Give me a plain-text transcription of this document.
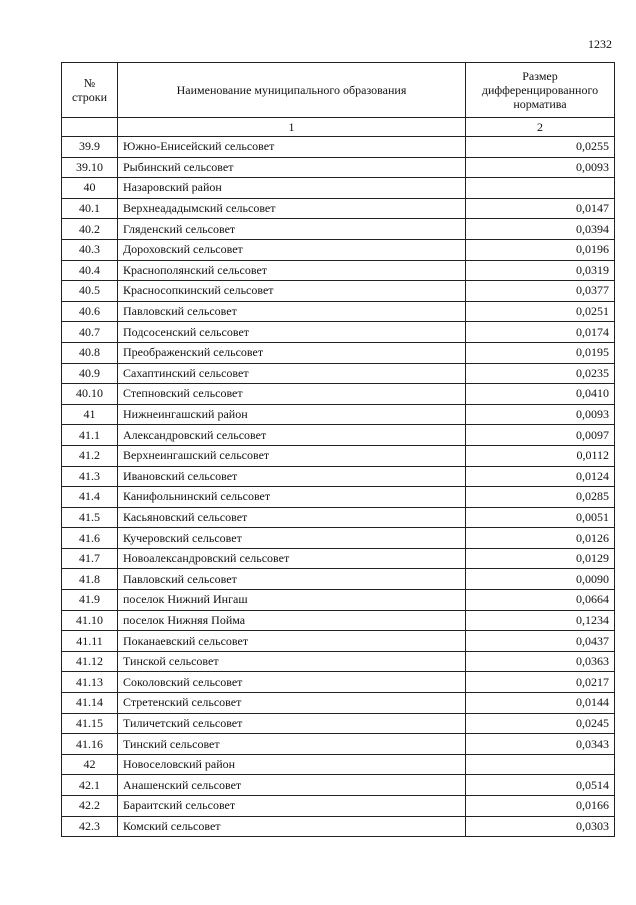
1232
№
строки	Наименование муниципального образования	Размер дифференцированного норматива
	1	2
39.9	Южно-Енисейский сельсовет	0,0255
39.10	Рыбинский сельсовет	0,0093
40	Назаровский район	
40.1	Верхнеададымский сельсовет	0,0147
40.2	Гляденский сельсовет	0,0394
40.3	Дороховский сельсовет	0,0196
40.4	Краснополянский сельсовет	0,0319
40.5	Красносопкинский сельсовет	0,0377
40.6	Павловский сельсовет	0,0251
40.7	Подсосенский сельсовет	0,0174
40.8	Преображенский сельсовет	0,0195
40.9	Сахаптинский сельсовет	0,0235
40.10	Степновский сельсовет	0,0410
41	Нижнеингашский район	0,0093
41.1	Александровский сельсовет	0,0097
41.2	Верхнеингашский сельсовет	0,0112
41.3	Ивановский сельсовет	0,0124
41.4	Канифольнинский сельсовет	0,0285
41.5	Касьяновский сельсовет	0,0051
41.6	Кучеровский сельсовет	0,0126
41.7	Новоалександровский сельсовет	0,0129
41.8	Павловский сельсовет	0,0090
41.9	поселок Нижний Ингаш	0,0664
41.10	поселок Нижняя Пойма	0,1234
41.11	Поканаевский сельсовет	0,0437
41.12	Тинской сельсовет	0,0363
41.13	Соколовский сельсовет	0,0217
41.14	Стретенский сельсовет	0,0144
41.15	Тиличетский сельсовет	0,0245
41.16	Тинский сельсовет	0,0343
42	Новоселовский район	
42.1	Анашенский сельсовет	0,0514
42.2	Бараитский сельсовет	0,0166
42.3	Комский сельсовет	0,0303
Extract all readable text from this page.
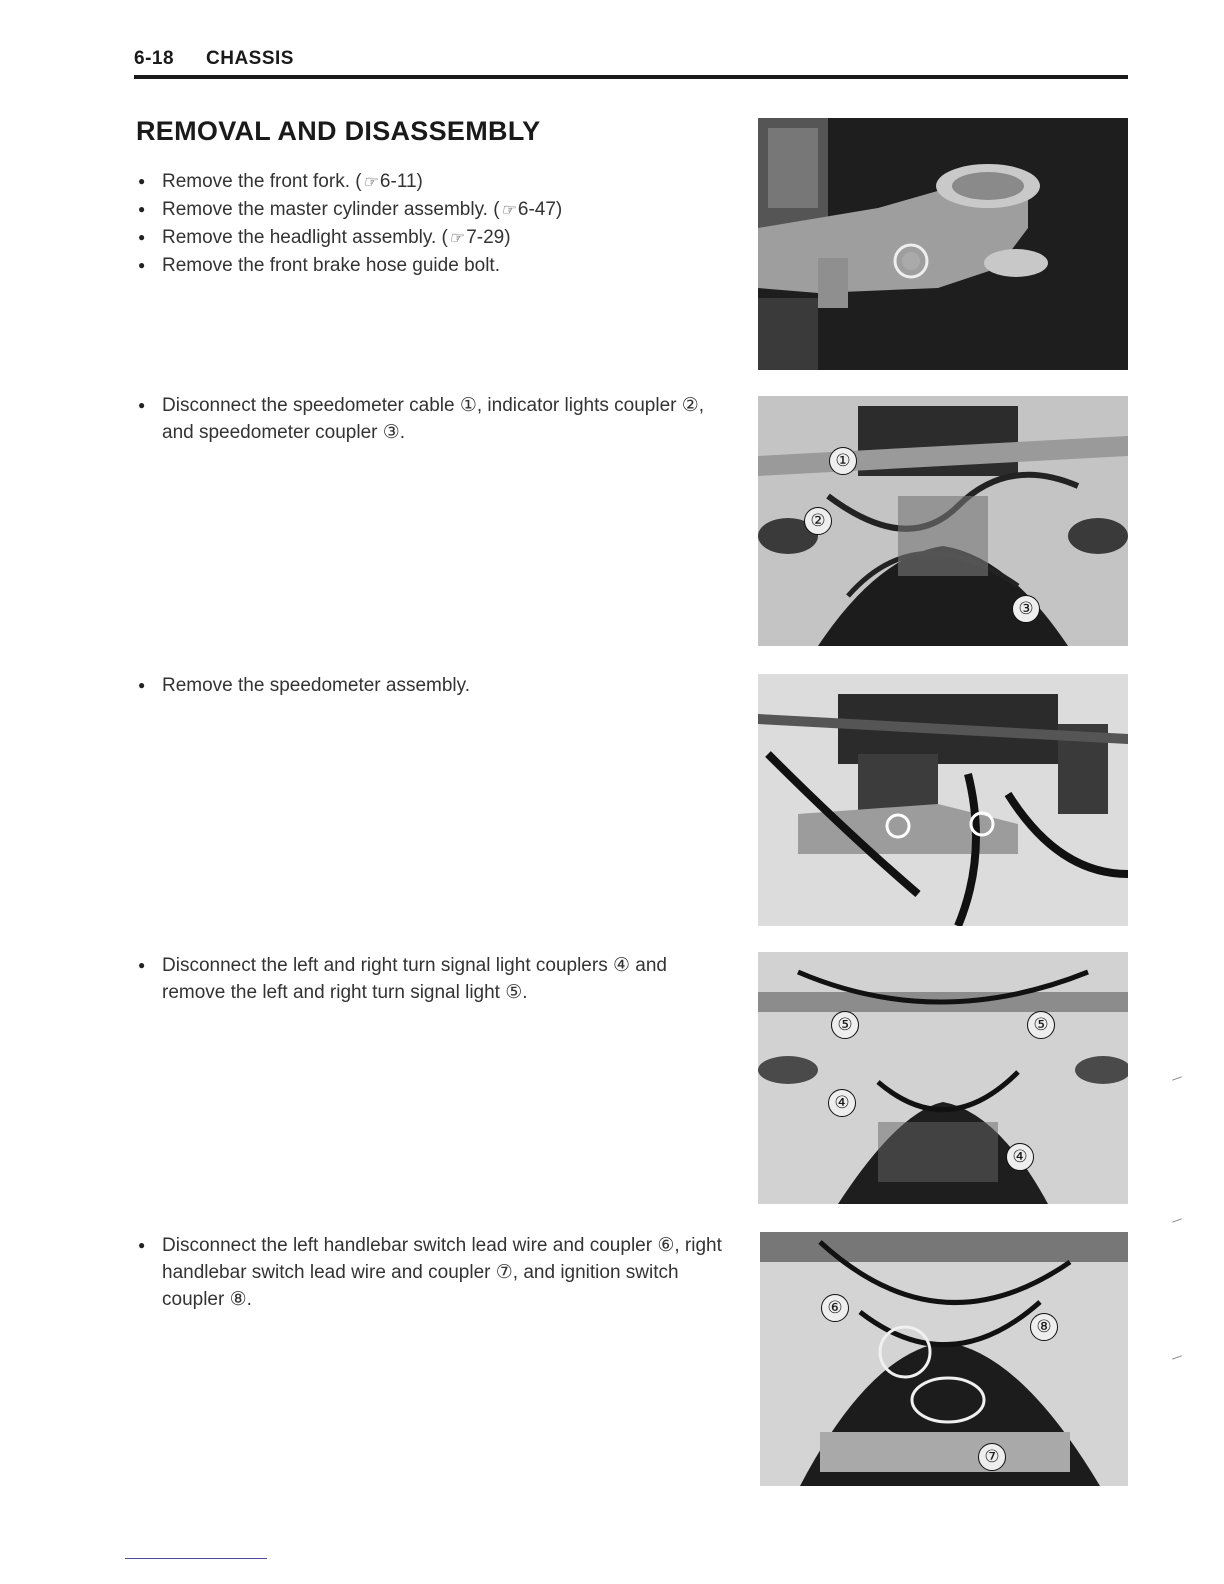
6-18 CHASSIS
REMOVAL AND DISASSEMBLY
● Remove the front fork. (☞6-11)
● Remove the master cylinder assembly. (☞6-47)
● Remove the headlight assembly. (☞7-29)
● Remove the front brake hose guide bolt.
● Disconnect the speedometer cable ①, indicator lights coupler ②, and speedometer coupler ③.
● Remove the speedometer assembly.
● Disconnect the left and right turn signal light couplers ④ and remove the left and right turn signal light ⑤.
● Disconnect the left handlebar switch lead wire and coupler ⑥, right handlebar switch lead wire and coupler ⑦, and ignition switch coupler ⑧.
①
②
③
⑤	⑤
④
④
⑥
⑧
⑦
--*--
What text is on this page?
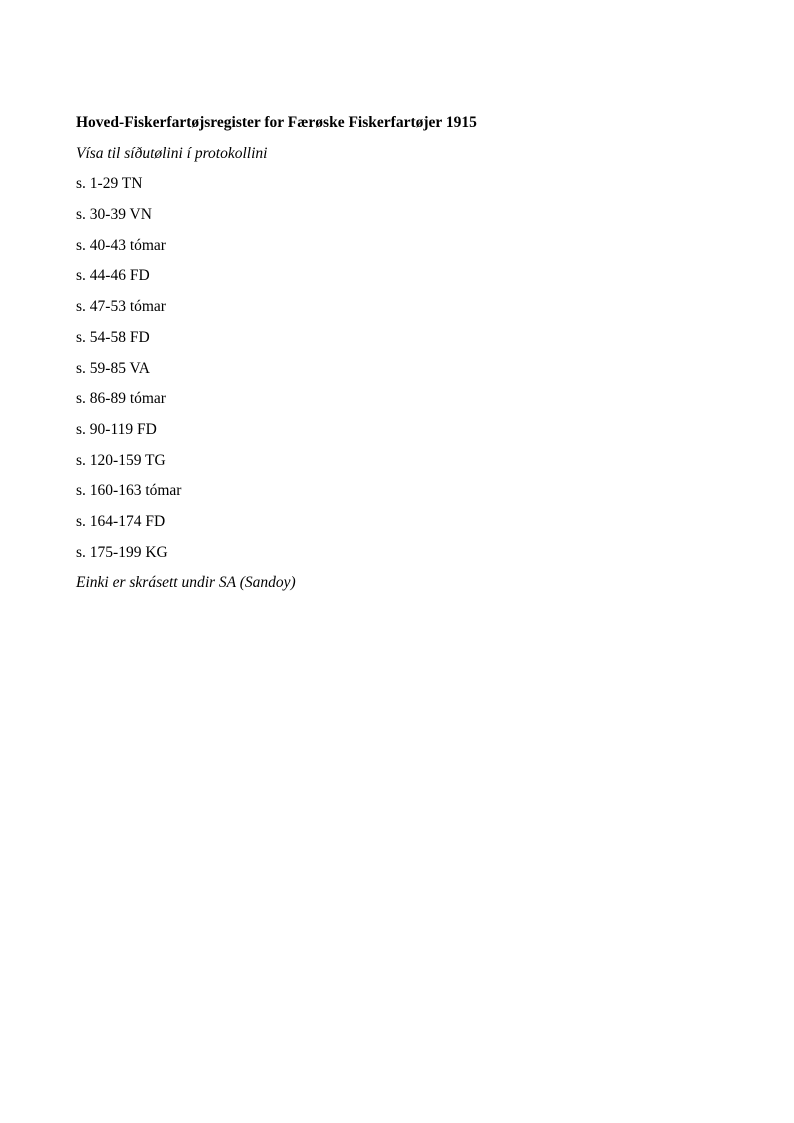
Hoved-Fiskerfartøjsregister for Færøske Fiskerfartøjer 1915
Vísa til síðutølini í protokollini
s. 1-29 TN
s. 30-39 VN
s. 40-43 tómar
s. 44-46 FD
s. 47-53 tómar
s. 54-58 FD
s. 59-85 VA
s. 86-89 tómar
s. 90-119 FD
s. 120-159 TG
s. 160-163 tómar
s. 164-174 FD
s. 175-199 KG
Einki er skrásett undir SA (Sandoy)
--*--
*Exercise instructions*
Copy out all lines above that include the string "this".

*Task output*
Give me a plain-text transcription of this document.
Extract all readable text from this page.
What text is on this page?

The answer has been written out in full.